• [Data for processing]
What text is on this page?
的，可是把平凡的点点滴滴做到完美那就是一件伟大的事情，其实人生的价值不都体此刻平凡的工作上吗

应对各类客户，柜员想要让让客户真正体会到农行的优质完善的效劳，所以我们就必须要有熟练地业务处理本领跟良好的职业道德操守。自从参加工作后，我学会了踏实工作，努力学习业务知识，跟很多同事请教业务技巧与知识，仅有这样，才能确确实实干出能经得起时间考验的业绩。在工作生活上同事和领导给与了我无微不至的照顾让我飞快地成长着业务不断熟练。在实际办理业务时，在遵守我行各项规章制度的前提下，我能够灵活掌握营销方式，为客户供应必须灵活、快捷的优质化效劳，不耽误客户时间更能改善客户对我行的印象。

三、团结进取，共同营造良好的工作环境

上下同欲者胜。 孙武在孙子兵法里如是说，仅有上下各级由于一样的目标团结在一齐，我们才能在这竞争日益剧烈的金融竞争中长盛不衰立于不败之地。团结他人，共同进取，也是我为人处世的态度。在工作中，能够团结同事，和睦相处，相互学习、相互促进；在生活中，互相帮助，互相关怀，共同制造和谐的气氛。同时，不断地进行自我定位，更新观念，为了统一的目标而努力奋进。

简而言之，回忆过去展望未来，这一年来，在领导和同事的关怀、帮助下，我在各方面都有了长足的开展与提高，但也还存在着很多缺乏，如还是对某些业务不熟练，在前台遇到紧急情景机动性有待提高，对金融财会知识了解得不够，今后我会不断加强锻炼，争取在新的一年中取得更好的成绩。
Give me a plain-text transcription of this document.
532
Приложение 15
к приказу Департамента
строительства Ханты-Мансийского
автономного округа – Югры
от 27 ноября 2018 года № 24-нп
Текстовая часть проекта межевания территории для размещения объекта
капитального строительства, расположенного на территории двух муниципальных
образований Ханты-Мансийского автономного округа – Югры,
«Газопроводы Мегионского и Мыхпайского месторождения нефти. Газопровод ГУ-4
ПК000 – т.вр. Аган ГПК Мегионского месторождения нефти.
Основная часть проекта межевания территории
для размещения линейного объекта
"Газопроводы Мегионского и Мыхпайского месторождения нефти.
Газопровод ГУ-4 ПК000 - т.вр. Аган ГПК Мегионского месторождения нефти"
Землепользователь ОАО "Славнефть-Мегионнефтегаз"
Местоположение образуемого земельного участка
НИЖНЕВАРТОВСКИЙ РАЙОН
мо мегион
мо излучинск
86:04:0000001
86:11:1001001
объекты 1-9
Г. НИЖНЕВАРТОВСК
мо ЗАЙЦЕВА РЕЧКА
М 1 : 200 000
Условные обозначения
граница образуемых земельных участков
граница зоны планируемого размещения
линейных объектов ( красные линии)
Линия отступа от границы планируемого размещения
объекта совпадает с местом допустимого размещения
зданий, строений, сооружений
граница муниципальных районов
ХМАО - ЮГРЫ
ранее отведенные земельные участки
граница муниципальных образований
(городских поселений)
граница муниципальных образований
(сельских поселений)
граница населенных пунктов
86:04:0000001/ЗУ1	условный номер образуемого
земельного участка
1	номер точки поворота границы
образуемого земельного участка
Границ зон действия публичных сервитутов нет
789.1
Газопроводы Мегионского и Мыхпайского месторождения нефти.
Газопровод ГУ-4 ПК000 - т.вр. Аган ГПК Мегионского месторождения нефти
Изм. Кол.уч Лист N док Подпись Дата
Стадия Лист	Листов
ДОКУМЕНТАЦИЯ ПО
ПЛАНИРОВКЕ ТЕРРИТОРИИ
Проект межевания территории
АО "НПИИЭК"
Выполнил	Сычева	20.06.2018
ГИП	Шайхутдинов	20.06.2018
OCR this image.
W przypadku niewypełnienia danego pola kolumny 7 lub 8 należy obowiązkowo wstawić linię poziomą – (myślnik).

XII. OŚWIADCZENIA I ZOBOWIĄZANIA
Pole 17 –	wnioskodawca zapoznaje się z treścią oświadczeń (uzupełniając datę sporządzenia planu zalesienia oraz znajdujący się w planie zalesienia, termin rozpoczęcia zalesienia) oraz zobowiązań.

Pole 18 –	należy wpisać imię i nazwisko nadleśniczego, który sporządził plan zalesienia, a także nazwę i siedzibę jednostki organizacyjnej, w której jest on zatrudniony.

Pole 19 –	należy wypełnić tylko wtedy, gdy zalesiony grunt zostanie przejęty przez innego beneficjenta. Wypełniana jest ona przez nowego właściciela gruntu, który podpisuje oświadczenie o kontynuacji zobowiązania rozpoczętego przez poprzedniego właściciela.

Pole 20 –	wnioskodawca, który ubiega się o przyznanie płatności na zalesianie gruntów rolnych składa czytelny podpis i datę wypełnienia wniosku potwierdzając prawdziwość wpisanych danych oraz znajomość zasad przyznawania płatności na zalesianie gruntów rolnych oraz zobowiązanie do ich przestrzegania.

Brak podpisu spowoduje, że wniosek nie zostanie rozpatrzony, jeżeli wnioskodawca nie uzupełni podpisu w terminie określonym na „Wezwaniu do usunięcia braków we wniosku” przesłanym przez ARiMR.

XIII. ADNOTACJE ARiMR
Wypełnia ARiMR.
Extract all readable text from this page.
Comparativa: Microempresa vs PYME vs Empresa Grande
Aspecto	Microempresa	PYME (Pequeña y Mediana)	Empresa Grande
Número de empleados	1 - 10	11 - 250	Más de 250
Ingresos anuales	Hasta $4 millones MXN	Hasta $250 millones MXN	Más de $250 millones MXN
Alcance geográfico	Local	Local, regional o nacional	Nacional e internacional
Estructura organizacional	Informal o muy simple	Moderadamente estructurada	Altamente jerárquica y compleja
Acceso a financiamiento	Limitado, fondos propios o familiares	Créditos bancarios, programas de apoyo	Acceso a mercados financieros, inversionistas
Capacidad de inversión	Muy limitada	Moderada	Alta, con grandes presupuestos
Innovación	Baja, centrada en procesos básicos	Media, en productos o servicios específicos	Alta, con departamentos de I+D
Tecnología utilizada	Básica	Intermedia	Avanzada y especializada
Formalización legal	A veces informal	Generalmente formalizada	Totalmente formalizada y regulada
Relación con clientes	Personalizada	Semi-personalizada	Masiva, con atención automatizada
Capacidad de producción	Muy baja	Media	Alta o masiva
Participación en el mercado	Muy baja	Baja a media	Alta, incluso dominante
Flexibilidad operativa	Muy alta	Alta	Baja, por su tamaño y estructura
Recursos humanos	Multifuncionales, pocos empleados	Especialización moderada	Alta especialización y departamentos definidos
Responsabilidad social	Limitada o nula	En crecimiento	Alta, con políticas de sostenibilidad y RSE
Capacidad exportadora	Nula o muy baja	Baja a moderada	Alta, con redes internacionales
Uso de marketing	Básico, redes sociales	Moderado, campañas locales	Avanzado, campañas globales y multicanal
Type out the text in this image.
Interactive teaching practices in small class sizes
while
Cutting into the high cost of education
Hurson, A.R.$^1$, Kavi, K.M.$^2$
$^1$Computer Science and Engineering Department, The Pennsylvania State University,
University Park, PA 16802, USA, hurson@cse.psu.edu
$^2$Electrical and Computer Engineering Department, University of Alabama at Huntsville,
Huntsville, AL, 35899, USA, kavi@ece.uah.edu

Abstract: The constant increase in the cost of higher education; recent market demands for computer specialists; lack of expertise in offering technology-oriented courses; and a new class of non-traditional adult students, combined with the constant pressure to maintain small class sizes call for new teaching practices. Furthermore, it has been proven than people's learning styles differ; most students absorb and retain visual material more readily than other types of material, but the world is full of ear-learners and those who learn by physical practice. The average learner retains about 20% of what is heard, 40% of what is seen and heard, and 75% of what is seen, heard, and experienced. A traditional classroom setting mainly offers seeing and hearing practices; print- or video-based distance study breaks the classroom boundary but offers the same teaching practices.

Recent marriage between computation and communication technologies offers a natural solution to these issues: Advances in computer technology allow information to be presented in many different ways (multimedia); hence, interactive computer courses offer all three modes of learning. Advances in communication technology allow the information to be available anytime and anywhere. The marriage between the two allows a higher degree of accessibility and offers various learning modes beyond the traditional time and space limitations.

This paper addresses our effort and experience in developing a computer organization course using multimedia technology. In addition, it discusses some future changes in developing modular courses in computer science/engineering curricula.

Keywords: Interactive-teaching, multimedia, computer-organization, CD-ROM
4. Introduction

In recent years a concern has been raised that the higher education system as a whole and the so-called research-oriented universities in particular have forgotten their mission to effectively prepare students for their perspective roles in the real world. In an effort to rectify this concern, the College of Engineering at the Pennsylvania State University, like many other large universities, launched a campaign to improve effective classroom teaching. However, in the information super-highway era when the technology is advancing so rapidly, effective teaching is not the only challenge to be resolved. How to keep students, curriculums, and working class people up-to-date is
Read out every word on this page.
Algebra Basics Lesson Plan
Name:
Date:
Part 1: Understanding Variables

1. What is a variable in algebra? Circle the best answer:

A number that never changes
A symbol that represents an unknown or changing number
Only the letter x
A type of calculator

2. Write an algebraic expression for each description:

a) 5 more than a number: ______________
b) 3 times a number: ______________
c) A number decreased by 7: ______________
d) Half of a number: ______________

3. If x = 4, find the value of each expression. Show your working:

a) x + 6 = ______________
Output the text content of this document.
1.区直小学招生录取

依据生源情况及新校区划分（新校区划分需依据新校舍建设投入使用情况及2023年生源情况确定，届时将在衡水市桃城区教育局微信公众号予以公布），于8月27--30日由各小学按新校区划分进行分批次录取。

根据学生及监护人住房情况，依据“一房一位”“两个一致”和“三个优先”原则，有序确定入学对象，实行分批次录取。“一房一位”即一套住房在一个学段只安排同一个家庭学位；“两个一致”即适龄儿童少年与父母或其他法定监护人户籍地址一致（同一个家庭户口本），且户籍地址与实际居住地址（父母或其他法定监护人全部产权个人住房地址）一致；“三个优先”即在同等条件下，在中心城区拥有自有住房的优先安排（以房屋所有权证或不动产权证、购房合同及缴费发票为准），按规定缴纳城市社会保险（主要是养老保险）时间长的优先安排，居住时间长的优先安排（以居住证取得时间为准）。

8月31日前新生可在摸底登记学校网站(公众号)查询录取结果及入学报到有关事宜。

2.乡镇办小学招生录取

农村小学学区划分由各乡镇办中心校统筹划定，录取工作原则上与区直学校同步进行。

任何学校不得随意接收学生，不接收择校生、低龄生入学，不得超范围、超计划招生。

• [Aim of the task] Take the lines above from the one holding "Read out every word on this page." to the last and output them exactly.

• [The answer]
Read out every word on this page.
Algebra Basics Lesson Plan
Name:
Date:
Part 1: Understanding Variables

1. What is a variable in algebra? Circle the best answer:

A number that never changes
A symbol that represents an unknown or changing number
Only the letter x
A type of calculator

2. Write an algebraic expression for each description:

a) 5 more than a number: ______________
b) 3 times a number: ______________
c) A number decreased by 7: ______________
d) Half of a number: ______________

3. If x = 4, find the value of each expression. Show your working:

a) x + 6 = ______________
Output the text content of this document.
1.区直小学招生录取

依据生源情况及新校区划分（新校区划分需依据新校舍建设投入使用情况及2023年生源情况确定，届时将在衡水市桃城区教育局微信公众号予以公布），于8月27--30日由各小学按新校区划分进行分批次录取。

根据学生及监护人住房情况，依据“一房一位”“两个一致”和“三个优先”原则，有序确定入学对象，实行分批次录取。“一房一位”即一套住房在一个学段只安排同一个家庭学位；“两个一致”即适龄儿童少年与父母或其他法定监护人户籍地址一致（同一个家庭户口本），且户籍地址与实际居住地址（父母或其他法定监护人全部产权个人住房地址）一致；“三个优先”即在同等条件下，在中心城区拥有自有住房的优先安排（以房屋所有权证或不动产权证、购房合同及缴费发票为准），按规定缴纳城市社会保险（主要是养老保险）时间长的优先安排，居住时间长的优先安排（以居住证取得时间为准）。

8月31日前新生可在摸底登记学校网站(公众号)查询录取结果及入学报到有关事宜。

2.乡镇办小学招生录取

农村小学学区划分由各乡镇办中心校统筹划定，录取工作原则上与区直学校同步进行。

任何学校不得随意接收学生，不接收择校生、低龄生入学，不得超范围、超计划招生。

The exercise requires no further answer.